** START GIVEN DATA **
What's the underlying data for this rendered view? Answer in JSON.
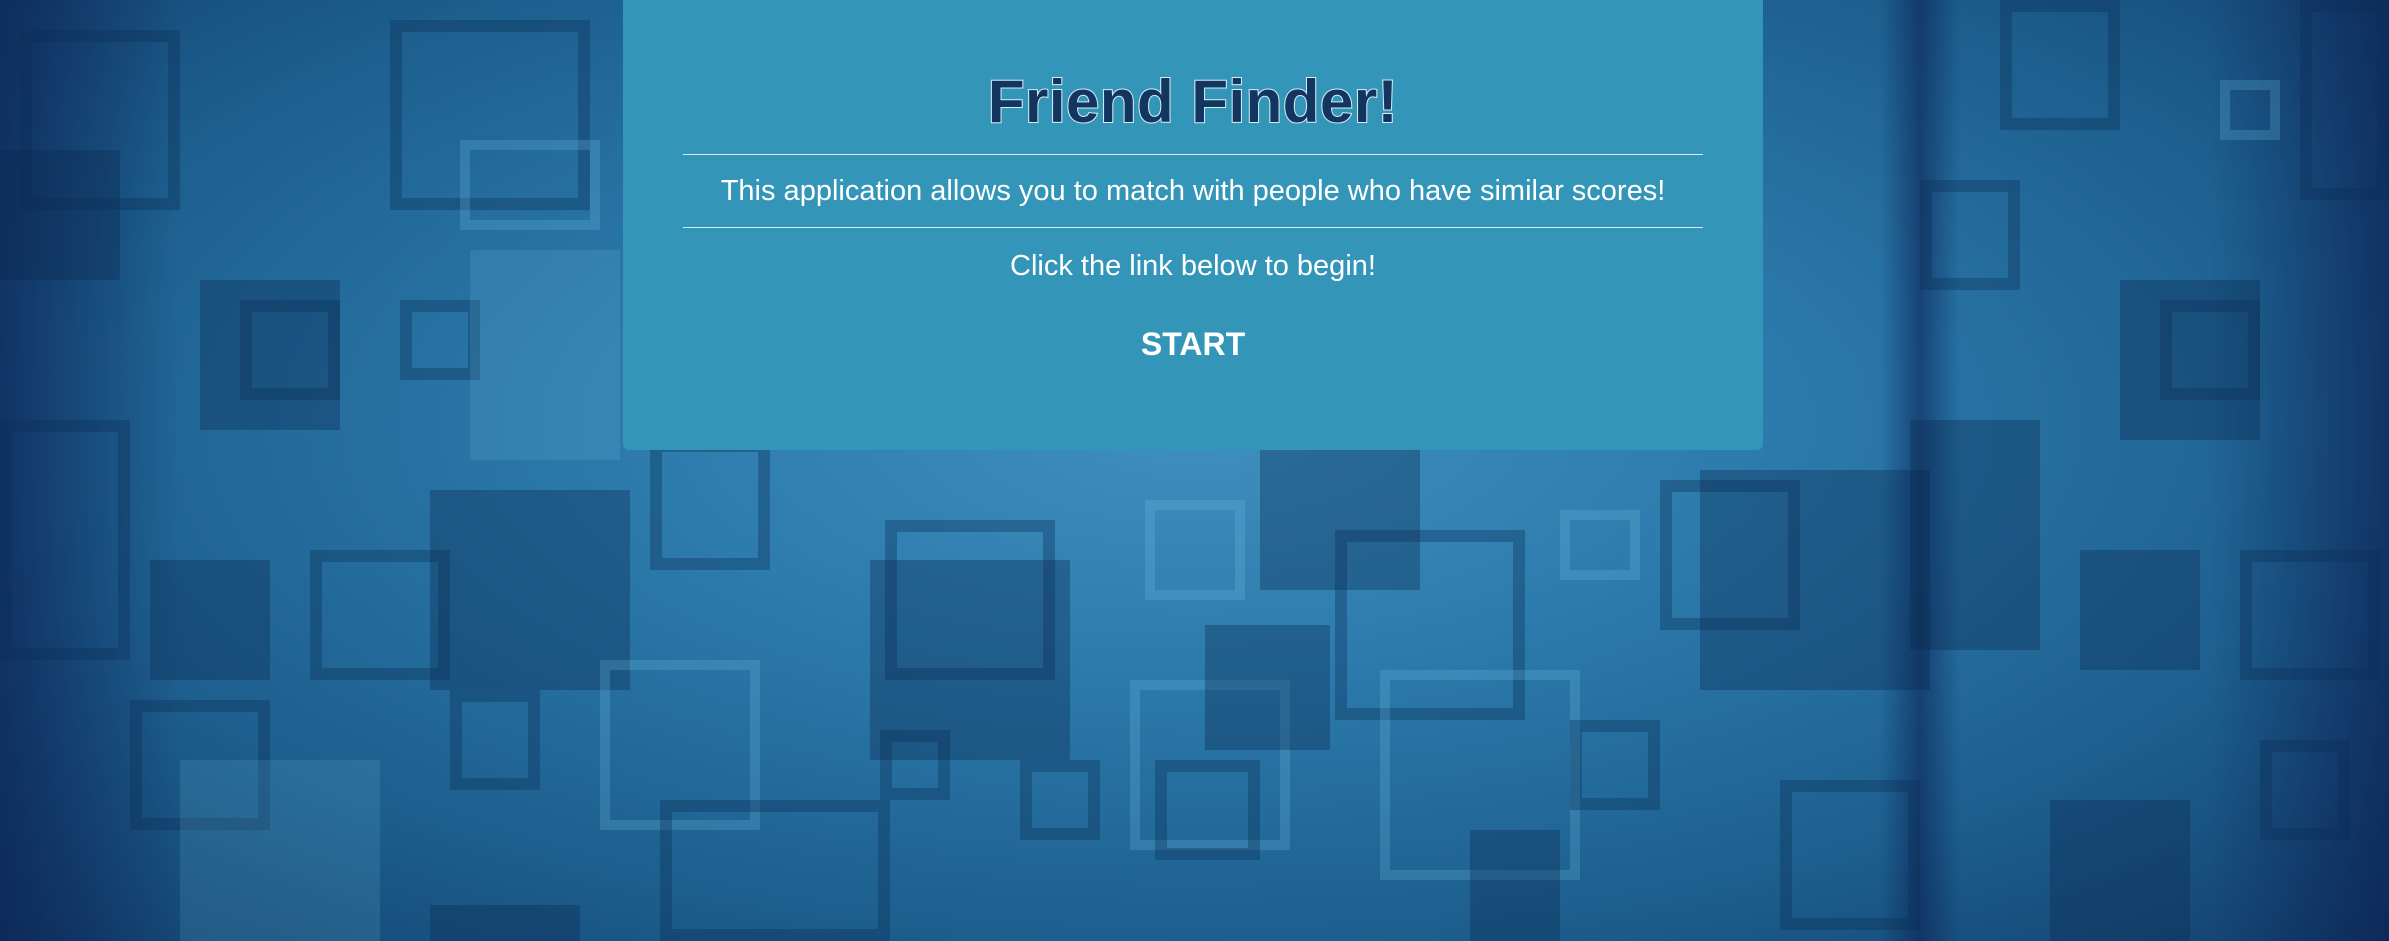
{
  "hero": {
    "title": "Friend Finder!",
    "description": "This application allows you to match with people who have similar scores!",
    "instruction": "Click the link below to begin!",
    "start_label": "START"
  },
  "colors": {
    "card_background": "#3396b8",
    "title_color": "#12365f",
    "text_color": "#ffffff",
    "page_background": "#1f6a9a"
  }
}
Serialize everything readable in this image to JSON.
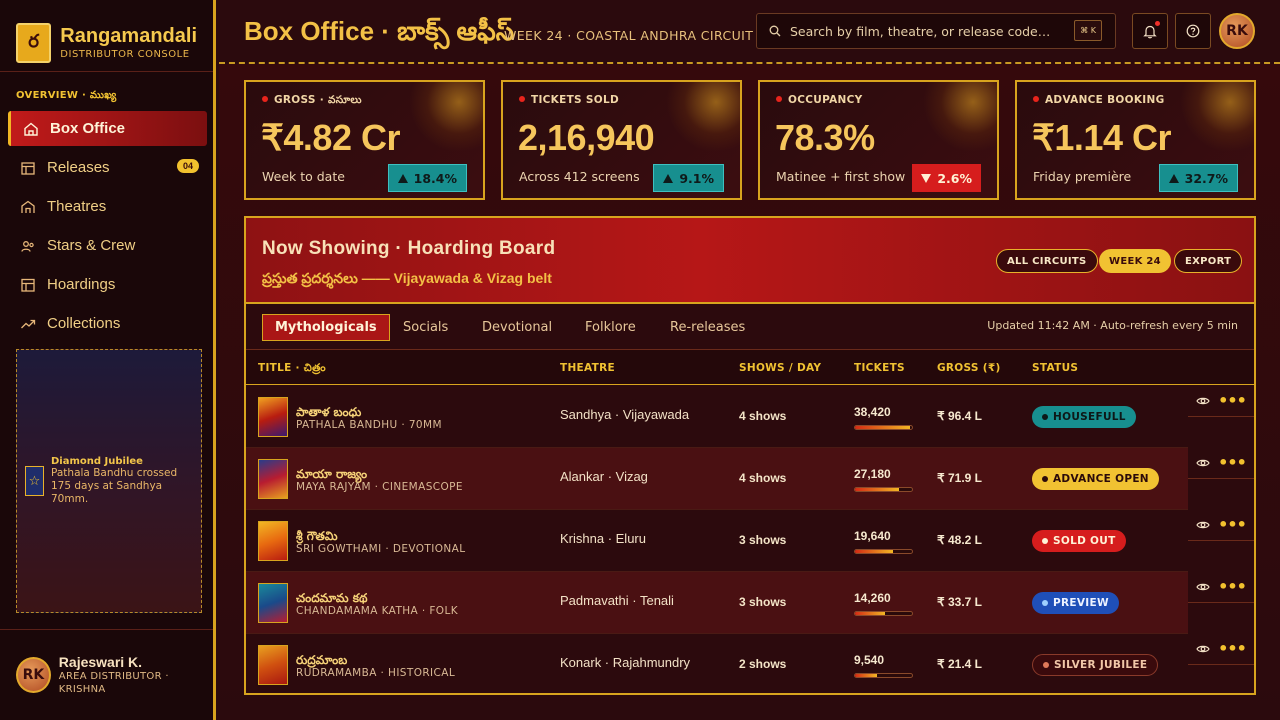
{
  "brand": {
    "logo_char": "ర",
    "name": "Rangamandali",
    "subtitle": "DISTRIBUTOR CONSOLE"
  },
  "sidebar": {
    "section": "OVERVIEW · ముఖ్య",
    "items": [
      {
        "label": "Box Office",
        "icon": "home-icon",
        "active": true
      },
      {
        "label": "Releases",
        "icon": "calendar-icon",
        "badge": "04"
      },
      {
        "label": "Theatres",
        "icon": "building-icon"
      },
      {
        "label": "Stars & Crew",
        "icon": "people-icon"
      },
      {
        "label": "Hoardings",
        "icon": "grid-icon"
      },
      {
        "label": "Collections",
        "icon": "trend-up-icon"
      }
    ],
    "promo": {
      "title": "Diamond Jubilee",
      "text": "Pathala Bandhu crossed 175 days at Sandhya 70mm."
    },
    "user": {
      "initials": "RK",
      "name": "Rajeswari K.",
      "role": "AREA DISTRIBUTOR · KRISHNA"
    }
  },
  "header": {
    "title": "Box Office · బాక్స్ ఆఫీస్",
    "subtitle": "WEEK 24 · COASTAL ANDHRA CIRCUIT",
    "search_placeholder": "Search by film, theatre, or release code…",
    "search_shortcut": "⌘ K",
    "avatar_initials": "RK"
  },
  "stats": [
    {
      "label": "GROSS · వసూలు",
      "value": "₹4.82 Cr",
      "note": "Week to date",
      "delta": "18.4%",
      "direction": "up"
    },
    {
      "label": "TICKETS SOLD",
      "value": "2,16,940",
      "note": "Across 412 screens",
      "delta": "9.1%",
      "direction": "up"
    },
    {
      "label": "OCCUPANCY",
      "value": "78.3%",
      "note": "Matinee + first show",
      "delta": "2.6%",
      "direction": "down"
    },
    {
      "label": "ADVANCE BOOKING",
      "value": "₹1.14 Cr",
      "note": "Friday première",
      "delta": "32.7%",
      "direction": "up"
    }
  ],
  "board": {
    "title": "Now Showing · Hoarding Board",
    "subtitle": "ప్రస్తుత ప్రదర్శనలు —— Vijayawada & Vizag belt",
    "filters": [
      "ALL CIRCUITS",
      "WEEK 24",
      "EXPORT"
    ],
    "tabs": [
      "Mythologicals",
      "Socials",
      "Devotional",
      "Folklore",
      "Re-releases"
    ],
    "updated": "Updated 11:42 AM · Auto-refresh every 5 min",
    "columns": [
      "TITLE · చిత్రం",
      "THEATRE",
      "SHOWS / DAY",
      "TICKETS",
      "GROSS (₹)",
      "STATUS"
    ],
    "rows": [
      {
        "title_te": "పాతాళ బంధు",
        "title_en": "PATHALA BANDHU · 70MM",
        "theatre": "Sandhya · Vijayawada",
        "shows": "4 shows",
        "tickets": "38,420",
        "fill": 0.97,
        "gross": "₹ 96.4 L",
        "status": "HOUSEFULL",
        "status_bg": "#178f8f",
        "status_fg": "#0d1818",
        "status_dot": "#0d1818",
        "poster": [
          "#f0a020",
          "#b81c10",
          "#3a1a70"
        ]
      },
      {
        "title_te": "మాయా రాజ్యం",
        "title_en": "MAYA RAJYAM · CINEMASCOPE",
        "theatre": "Alankar · Vizag",
        "shows": "4 shows",
        "tickets": "27,180",
        "fill": 0.78,
        "gross": "₹ 71.9 L",
        "status": "ADVANCE OPEN",
        "status_bg": "#f1c232",
        "status_fg": "#2a0a0a",
        "status_dot": "#2a0a0a",
        "poster": [
          "#2a3c8a",
          "#b81c30",
          "#e8a020"
        ]
      },
      {
        "title_te": "శ్రీ గౌతమి",
        "title_en": "SRI GOWTHAMI · DEVOTIONAL",
        "theatre": "Krishna · Eluru",
        "shows": "3 shows",
        "tickets": "19,640",
        "fill": 0.66,
        "gross": "₹ 48.2 L",
        "status": "SOLD OUT",
        "status_bg": "#d61d1d",
        "status_fg": "#fff3d8",
        "status_dot": "#fff3d8",
        "poster": [
          "#f2b724",
          "#e86a10",
          "#b81c10"
        ]
      },
      {
        "title_te": "చందమామ కథ",
        "title_en": "CHANDAMAMA KATHA · FOLK",
        "theatre": "Padmavathi · Tenali",
        "shows": "3 shows",
        "tickets": "14,260",
        "fill": 0.52,
        "gross": "₹ 33.7 L",
        "status": "PREVIEW",
        "status_bg": "#1f4fb8",
        "status_fg": "#eef3ff",
        "status_dot": "#9fd0ff",
        "poster": [
          "#1a8a9a",
          "#1a4a8a",
          "#b81c30"
        ]
      },
      {
        "title_te": "రుద్రమాంబ",
        "title_en": "RUDRAMAMBA · HISTORICAL",
        "theatre": "Konark · Rajahmundry",
        "shows": "2 shows",
        "tickets": "9,540",
        "fill": 0.38,
        "gross": "₹ 21.4 L",
        "status": "SILVER JUBILEE",
        "status_bg": "#3a0a0c",
        "status_fg": "#f1c7a8",
        "status_dot": "#e07a5a",
        "status_border": "#8a3a2a",
        "poster": [
          "#e8a020",
          "#d05010",
          "#a81810"
        ]
      }
    ]
  }
}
** END GIVEN DATA **
> **THE REQUEST**
Pictures are to be left out; all else in the entries above is to be quoted exactly.

> **COMPLETED TASK**
What's the underlying data for this rendered view? Answer in JSON.
{
  "hero": {
    "title": "Friend Finder!",
    "description": "This application allows you to match with people who have similar scores!",
    "instruction": "Click the link below to begin!",
    "start_label": "START"
  },
  "colors": {
    "card_background": "#3396b8",
    "title_color": "#12365f",
    "text_color": "#ffffff",
    "page_background": "#1f6a9a"
  }
}
Serialize everything readable in this image to JSON.
{
  "brand": {
    "logo_char": "ర",
    "name": "Rangamandali",
    "subtitle": "DISTRIBUTOR CONSOLE"
  },
  "sidebar": {
    "section": "OVERVIEW · ముఖ్య",
    "items": [
      {
        "label": "Box Office",
        "icon": "home-icon",
        "active": true
      },
      {
        "label": "Releases",
        "icon": "calendar-icon",
        "badge": "04"
      },
      {
        "label": "Theatres",
        "icon": "building-icon"
      },
      {
        "label": "Stars & Crew",
        "icon": "people-icon"
      },
      {
        "label": "Hoardings",
        "icon": "grid-icon"
      },
      {
        "label": "Collections",
        "icon": "trend-up-icon"
      }
    ],
    "promo": {
      "title": "Diamond Jubilee",
      "text": "Pathala Bandhu crossed 175 days at Sandhya 70mm."
    },
    "user": {
      "initials": "RK",
      "name": "Rajeswari K.",
      "role": "AREA DISTRIBUTOR · KRISHNA"
    }
  },
  "header": {
    "title": "Box Office · బాక్స్ ఆఫీస్",
    "subtitle": "WEEK 24 · COASTAL ANDHRA CIRCUIT",
    "search_placeholder": "Search by film, theatre, or release code…",
    "search_shortcut": "⌘ K",
    "avatar_initials": "RK"
  },
  "stats": [
    {
      "label": "GROSS · వసూలు",
      "value": "₹4.82 Cr",
      "note": "Week to date",
      "delta": "18.4%",
      "direction": "up"
    },
    {
      "label": "TICKETS SOLD",
      "value": "2,16,940",
      "note": "Across 412 screens",
      "delta": "9.1%",
      "direction": "up"
    },
    {
      "label": "OCCUPANCY",
      "value": "78.3%",
      "note": "Matinee + first show",
      "delta": "2.6%",
      "direction": "down"
    },
    {
      "label": "ADVANCE BOOKING",
      "value": "₹1.14 Cr",
      "note": "Friday première",
      "delta": "32.7%",
      "direction": "up"
    }
  ],
  "board": {
    "title": "Now Showing · Hoarding Board",
    "subtitle": "ప్రస్తుత ప్రదర్శనలు —— Vijayawada & Vizag belt",
    "filters": [
      "ALL CIRCUITS",
      "WEEK 24",
      "EXPORT"
    ],
    "tabs": [
      "Mythologicals",
      "Socials",
      "Devotional",
      "Folklore",
      "Re-releases"
    ],
    "updated": "Updated 11:42 AM · Auto-refresh every 5 min",
    "columns": [
      "TITLE · చిత్రం",
      "THEATRE",
      "SHOWS / DAY",
      "TICKETS",
      "GROSS (₹)",
      "STATUS"
    ],
    "rows": [
      {
        "title_te": "పాతాళ బంధు",
        "title_en": "PATHALA BANDHU · 70MM",
        "theatre": "Sandhya · Vijayawada",
        "shows": "4 shows",
        "tickets": "38,420",
        "fill": 0.97,
        "gross": "₹ 96.4 L",
        "status": "HOUSEFULL",
        "status_bg": "#178f8f",
        "status_fg": "#0d1818",
        "status_dot": "#0d1818",
        "poster": [
          "#f0a020",
          "#b81c10",
          "#3a1a70"
        ]
      },
      {
        "title_te": "మాయా రాజ్యం",
        "title_en": "MAYA RAJYAM · CINEMASCOPE",
        "theatre": "Alankar · Vizag",
        "shows": "4 shows",
        "tickets": "27,180",
        "fill": 0.78,
        "gross": "₹ 71.9 L",
        "status": "ADVANCE OPEN",
        "status_bg": "#f1c232",
        "status_fg": "#2a0a0a",
        "status_dot": "#2a0a0a",
        "poster": [
          "#2a3c8a",
          "#b81c30",
          "#e8a020"
        ]
      },
      {
        "title_te": "శ్రీ గౌతమి",
        "title_en": "SRI GOWTHAMI · DEVOTIONAL",
        "theatre": "Krishna · Eluru",
        "shows": "3 shows",
        "tickets": "19,640",
        "fill": 0.66,
        "gross": "₹ 48.2 L",
        "status": "SOLD OUT",
        "status_bg": "#d61d1d",
        "status_fg": "#fff3d8",
        "status_dot": "#fff3d8",
        "poster": [
          "#f2b724",
          "#e86a10",
          "#b81c10"
        ]
      },
      {
        "title_te": "చందమామ కథ",
        "title_en": "CHANDAMAMA KATHA · FOLK",
        "theatre": "Padmavathi · Tenali",
        "shows": "3 shows",
        "tickets": "14,260",
        "fill": 0.52,
        "gross": "₹ 33.7 L",
        "status": "PREVIEW",
        "status_bg": "#1f4fb8",
        "status_fg": "#eef3ff",
        "status_dot": "#9fd0ff",
        "poster": [
          "#1a8a9a",
          "#1a4a8a",
          "#b81c30"
        ]
      },
      {
        "title_te": "రుద్రమాంబ",
        "title_en": "RUDRAMAMBA · HISTORICAL",
        "theatre": "Konark · Rajahmundry",
        "shows": "2 shows",
        "tickets": "9,540",
        "fill": 0.38,
        "gross": "₹ 21.4 L",
        "status": "SILVER JUBILEE",
        "status_bg": "#3a0a0c",
        "status_fg": "#f1c7a8",
        "status_dot": "#e07a5a",
        "status_border": "#8a3a2a",
        "poster": [
          "#e8a020",
          "#d05010",
          "#a81810"
        ]
      }
    ]
  }
}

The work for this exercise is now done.